*** Given entries ***

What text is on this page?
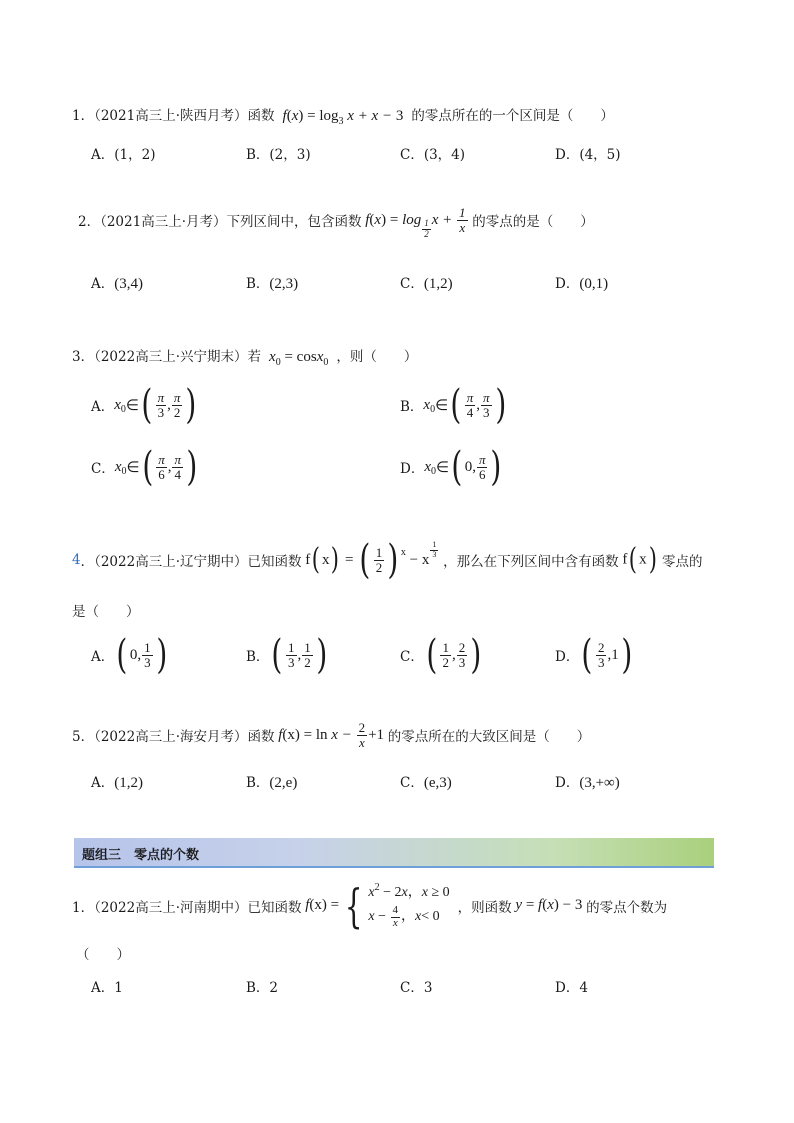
1．（2021高三上·陕西月考）函数  $f(x) = \log_3 x + x - 3$ 的零点所在的一个区间是（　　）
A．(1，2)	B．(2，3)	C．(3，4)	D．(4，5)
2．（2021高三上·月考）下列区间中，包含函数 f ( x ) = $\log \frac{1}{2}$ $x + \frac{1}{x}$
的零点的是（　　）
A．(3,4)	B．(2,3)	C．(1,2)	D．(0,1)
3．（2022高三上·兴宁期末）若  $x_0 = \cos x_0$ ，则（　　）
A． x 0 ∈ ( $\frac{\pi}{3}$ , $\frac{\pi}{2}$ )	B． x 0 ∈ ( $\frac{\pi}{4}$ , $\frac{\pi}{3}$ )
C． x 0 ∈ ( $\frac{\pi}{6}$ , $\frac{\pi}{4}$ )	D． x 0 ∈ ( 0, $\frac{\pi}{6}$ )
4 ．（2022高三上·辽宁期中）已知函数 f ( x ) = ( $\frac{1}{2}$ ) x − x
$\frac{1}{3}$

，那么在下列区间中含有函数 f( x) 零点的
是（　　）
A． ( 0, $\frac{1}{3}$ )	B． ( $\frac{1}{3}$ , $\frac{1}{2}$ )	C． ( $\frac{1}{2}$ , $\frac{2}{3}$ )	D． ( $\frac{2}{3} ,1$ )
5．（2022高三上·海安月考）函数 f $(x) = \ln x - \frac{2}{x} +1$
的零点所在的大致区间是（　　）
A．(1,2)	B．(2,e)	C．(e,3)	D．(3,+∞)
题组三　零点的个数
1．（2022高三上·河南期中）已知函数 f (x) = { $x^2 - 2x$，x ≥ 0
$x - \frac{4}{x}$ ， x < 0
，则函数 y = f(x) − 3 的零点个数为
（　　）
A．1	B．2	C．3	D．4
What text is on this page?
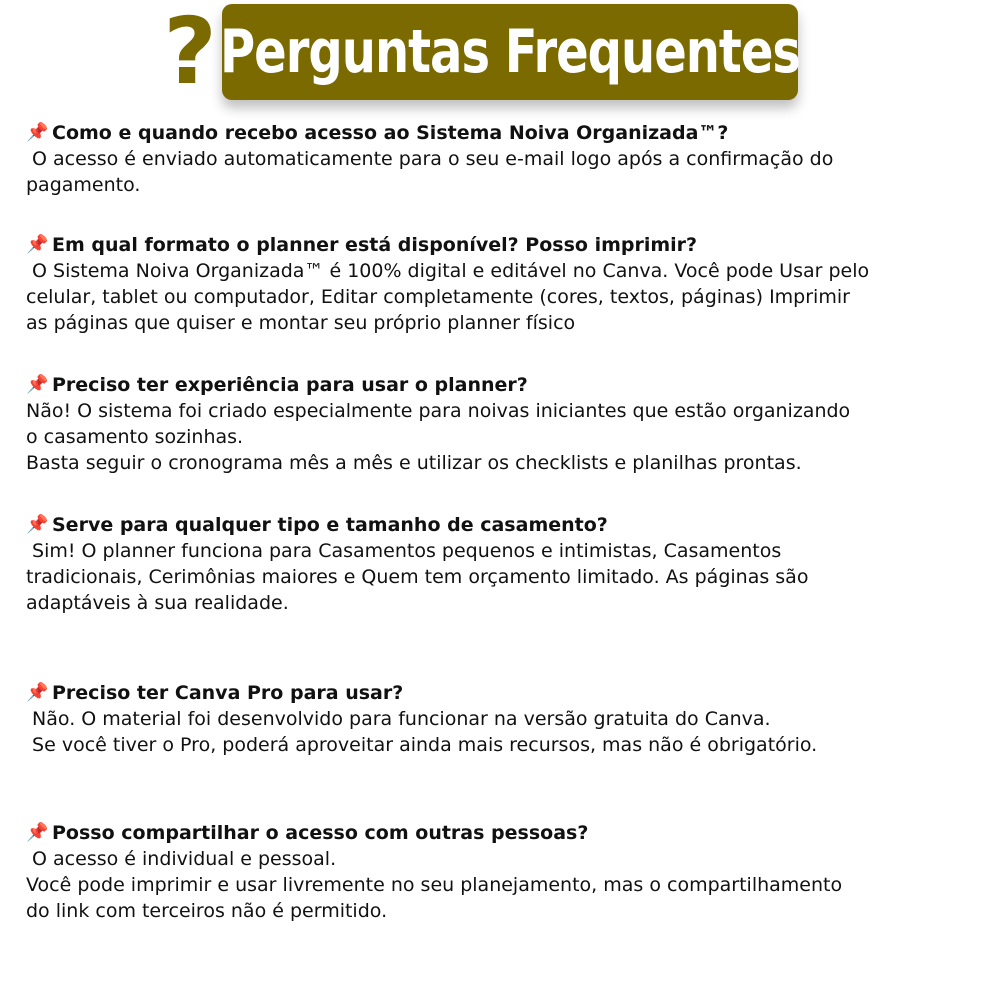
? Perguntas Frequentes
📌 Como e quando recebo acesso ao Sistema Noiva Organizada™?
O acesso é enviado automaticamente para o seu e-mail logo após a confirmação do
pagamento.
📌 Em qual formato o planner está disponível? Posso imprimir?
O Sistema Noiva Organizada™ é 100% digital e editável no Canva. Você pode Usar pelo
celular, tablet ou computador, Editar completamente (cores, textos, páginas) Imprimir
as páginas que quiser e montar seu próprio planner físico
📌 Preciso ter experiência para usar o planner?
Não! O sistema foi criado especialmente para noivas iniciantes que estão organizando
o casamento sozinhas.
Basta seguir o cronograma mês a mês e utilizar os checklists e planilhas prontas.
📌 Serve para qualquer tipo e tamanho de casamento?
Sim! O planner funciona para Casamentos pequenos e intimistas, Casamentos
tradicionais, Cerimônias maiores e Quem tem orçamento limitado. As páginas são
adaptáveis à sua realidade.
📌 Preciso ter Canva Pro para usar?
Não. O material foi desenvolvido para funcionar na versão gratuita do Canva.
Se você tiver o Pro, poderá aproveitar ainda mais recursos, mas não é obrigatório.
📌 Posso compartilhar o acesso com outras pessoas?
O acesso é individual e pessoal.
Você pode imprimir e usar livremente no seu planejamento, mas o compartilhamento
do link com terceiros não é permitido.
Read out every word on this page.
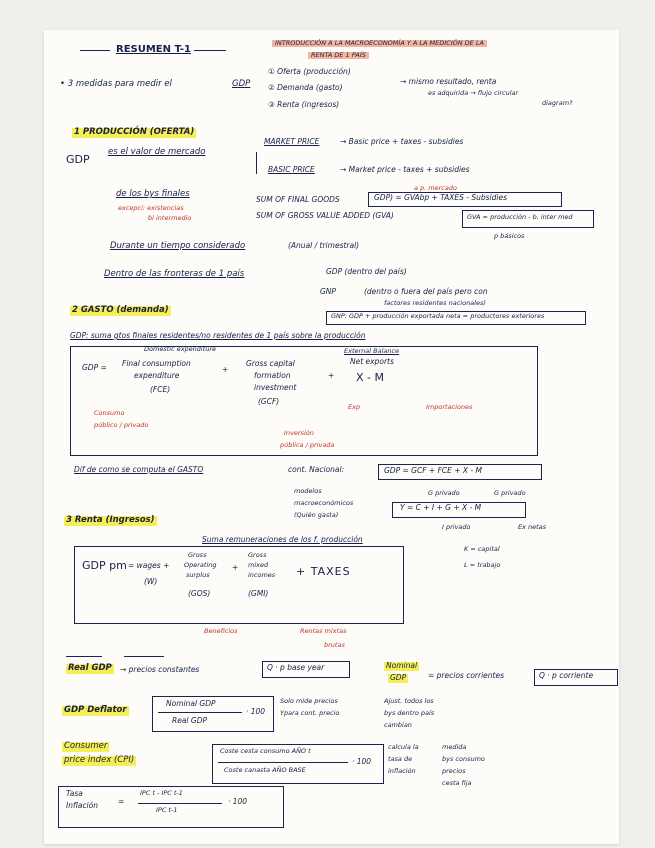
RESUMEN T-1
INTRODUCCIÓN A LA MACROECONOMÍA Y A LA MEDICIÓN DE LA
RENTA DE 1 PAÍS
• 3 medidas para medir el	GDP
① Oferta (producción)
② Demanda (gasto)
③ Renta (ingresos)
→ mismo resultado, renta
es adquirida → flujo circular
diagram?
1 PRODUCCIÓN (OFERTA)
GDP
es el valor de mercado
MARKET PRICE	→ Basic price + taxes - subsidies
BASIC PRICE	→ Market price - taxes + subsidies
de los bys finales
excepci: existencias
bi intermedio
a p. mercado
SUM OF FINAL GOODS	GDP) = GVAbp + TAXES - Subsidies
SUM OF GROSS VALUE ADDED (GVA)	GVA = producción - b. inter med
p básicos
Durante un tiempo considerado	(Anual / trimestral)
Dentro de las fronteras de 1 país	GDP (dentro del país)
GNP	(dentro o fuera del país pero con
factores residentes nacionales)
GNP: GDP + producción exportada neta = productores exteriores
2 GASTO (demanda)
GDP: suma gtos finales residentes/no residentes de 1 país sobre la producción
Domestic expenditure	External Balance
GDP = Final consumption
expenditure
(FCE)
+
Gross capital
formation
investment
(GCF)
+
Net exports
X - M
Consumo
público / privado
Inversión
pública / privada
Exp	Importaciones
Dif de como se computa el GASTO	cont. Nacional:	GDP = GCF + FCE + X - M
modelos
macroeconómicos
(Quién gasta)
G privado	G privado
Y = C + I + G + X - M
I privado	Ex netas
3 Renta (Ingresos)
Suma remuneraciones de los f. producción
K = capital
L = trabajo
GDP pm = wages +
(W)
Gross
Operating
surplus
(GOS)
+
Gross
mixed
incomes
(GMI)
+ TAXES
Beneficios	Rentas mixtas
brutas
Real GDP → precios constantes	Q · p base year	Nominal
GDP	= precios corrientes	Q · p corriente
GDP Deflator
Nominal GDP
Real GDP
· 100
Solo mide precios
Ypara cont. precio
Ajust. todos los
bys dentro país
cambian
Consumer
price index (CPI)
Coste cesta consumo AÑO t
Coste canasta AÑO BASE
· 100
calcula la
tasa de
inflación
medida
bys consumo
precios
cesta fija
Tasa
Inflación	=
IPC t - IPC t-1
IPC t-1
· 100
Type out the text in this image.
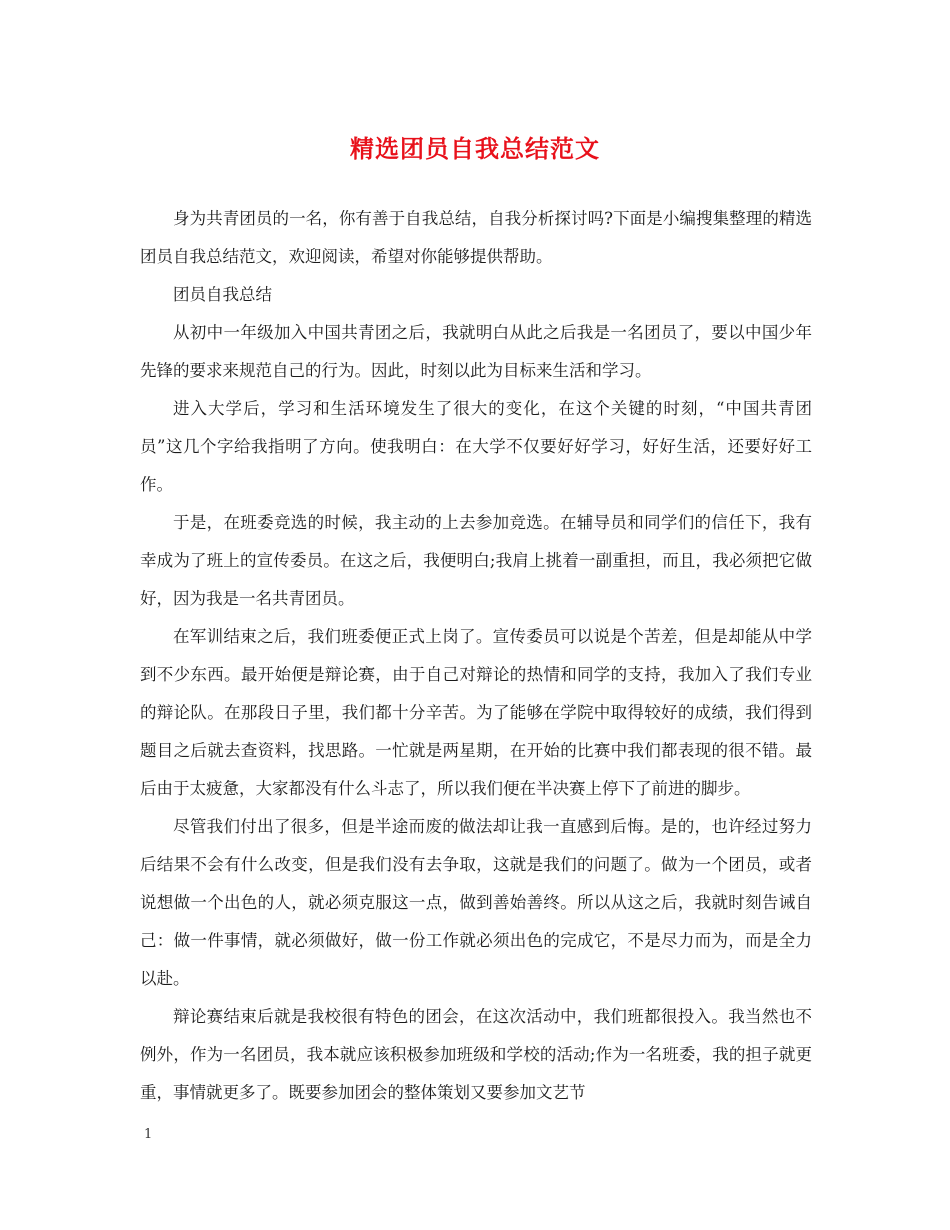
精选团员自我总结范文

身为共青团员的一名，你有善于自我总结，自我分析探讨吗?下面是小编搜集整理的精选团员自我总结范文，欢迎阅读，希望对你能够提供帮助。

团员自我总结

从初中一年级加入中国共青团之后，我就明白从此之后我是一名团员了，要以中国少年先锋的要求来规范自己的行为。因此，时刻以此为目标来生活和学习。

进入大学后，学习和生活环境发生了很大的变化，在这个关键的时刻，“中国共青团员”这几个字给我指明了方向。使我明白：在大学不仅要好好学习，好好生活，还要好好工作。

于是，在班委竞选的时候，我主动的上去参加竞选。在辅导员和同学们的信任下，我有幸成为了班上的宣传委员。在这之后，我便明白;我肩上挑着一副重担，而且，我必须把它做好，因为我是一名共青团员。

在军训结束之后，我们班委便正式上岗了。宣传委员可以说是个苦差，但是却能从中学到不少东西。最开始便是辩论赛，由于自己对辩论的热情和同学的支持，我加入了我们专业的辩论队。在那段日子里，我们都十分辛苦。为了能够在学院中取得较好的成绩，我们得到题目之后就去查资料，找思路。一忙就是两星期，在开始的比赛中我们都表现的很不错。最后由于太疲惫，大家都没有什么斗志了，所以我们便在半决赛上停下了前进的脚步。

尽管我们付出了很多，但是半途而废的做法却让我一直感到后悔。是的，也许经过努力后结果不会有什么改变，但是我们没有去争取，这就是我们的问题了。做为一个团员，或者说想做一个出色的人，就必须克服这一点，做到善始善终。所以从这之后，我就时刻告诫自己：做一件事情，就必须做好，做一份工作就必须出色的完成它，不是尽力而为，而是全力以赴。

辩论赛结束后就是我校很有特色的团会，在这次活动中，我们班都很投入。我当然也不例外，作为一名团员，我本就应该积极参加班级和学校的活动;作为一名班委，我的担子就更重，事情就更多了。既要参加团会的整体策划又要参加文艺节

1
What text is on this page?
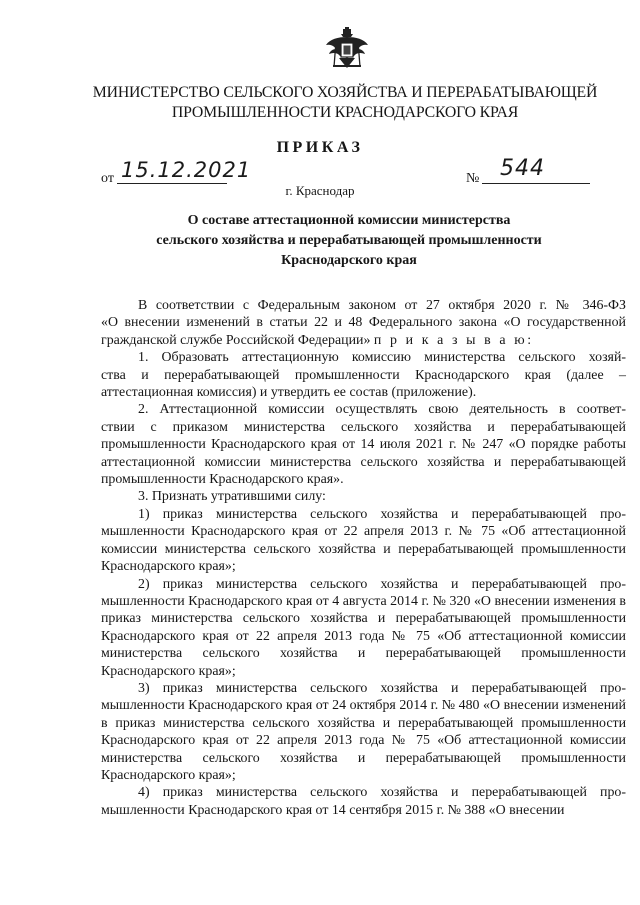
МИНИСТЕРСТВО СЕЛЬСКОГО ХОЗЯЙСТВА И ПЕРЕРАБАТЫВАЮЩЕЙ
ПРОМЫШЛЕННОСТИ КРАСНОДАРСКОГО КРАЯ
ПРИКАЗ
от 15.12.2021	№ 544
г. Краснодар
О составе аттестационной комиссии министерства
сельского хозяйства и перерабатывающей промышленности
Краснодарского края

В соответствии с Федеральным законом от 27 октября 2020 г. № 346-ФЗ
«О внесении изменений в статьи 22 и 48 Федерального закона «О государственной гражданской службе Российской Федерации» п р и к а з ы в а ю:

1. Образовать аттестационную комиссию министерства сельского хозяй-
ства и перерабатывающей промышленности Краснодарского края (далее – аттестационная комиссия) и утвердить ее состав (приложение).

2. Аттестационной комиссии осуществлять свою деятельность в соответ-
ствии с приказом министерства сельского хозяйства и перерабатывающей промышленности Краснодарского края от 14 июля 2021 г. № 247 «О порядке работы аттестационной комиссии министерства сельского хозяйства и перерабатывающей промышленности Краснодарского края».

3. Признать утратившими силу:

1) приказ министерства сельского хозяйства и перерабатывающей про-
мышленности Краснодарского края от 22 апреля 2013 г. № 75 «Об аттестационной комиссии министерства сельского хозяйства и перерабатывающей промышленности Краснодарского края»;

2) приказ министерства сельского хозяйства и перерабатывающей про-
мышленности Краснодарского края от 4 августа 2014 г. № 320 «О внесении изменения в приказ министерства сельского хозяйства и перерабатывающей промышленности Краснодарского края от 22 апреля 2013 года № 75 «Об аттестационной комиссии министерства сельского хозяйства и перерабатывающей промышленности Краснодарского края»;

3) приказ министерства сельского хозяйства и перерабатывающей про-
мышленности Краснодарского края от 24 октября 2014 г. № 480 «О внесении изменений в приказ министерства сельского хозяйства и перерабатывающей промышленности Краснодарского края от 22 апреля 2013 года № 75 «Об аттестационной комиссии министерства сельского хозяйства и перерабатывающей промышленности Краснодарского края»;

4) приказ министерства сельского хозяйства и перерабатывающей про-
мышленности Краснодарского края от 14 сентября 2015 г. № 388 «О внесении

***

Task requirements: Copy whichever lines in the listing above contain the word "Preciso".

Result of the exercise:
📌 Preciso ter experiência para usar o planner?
📌 Preciso ter Canva Pro para usar?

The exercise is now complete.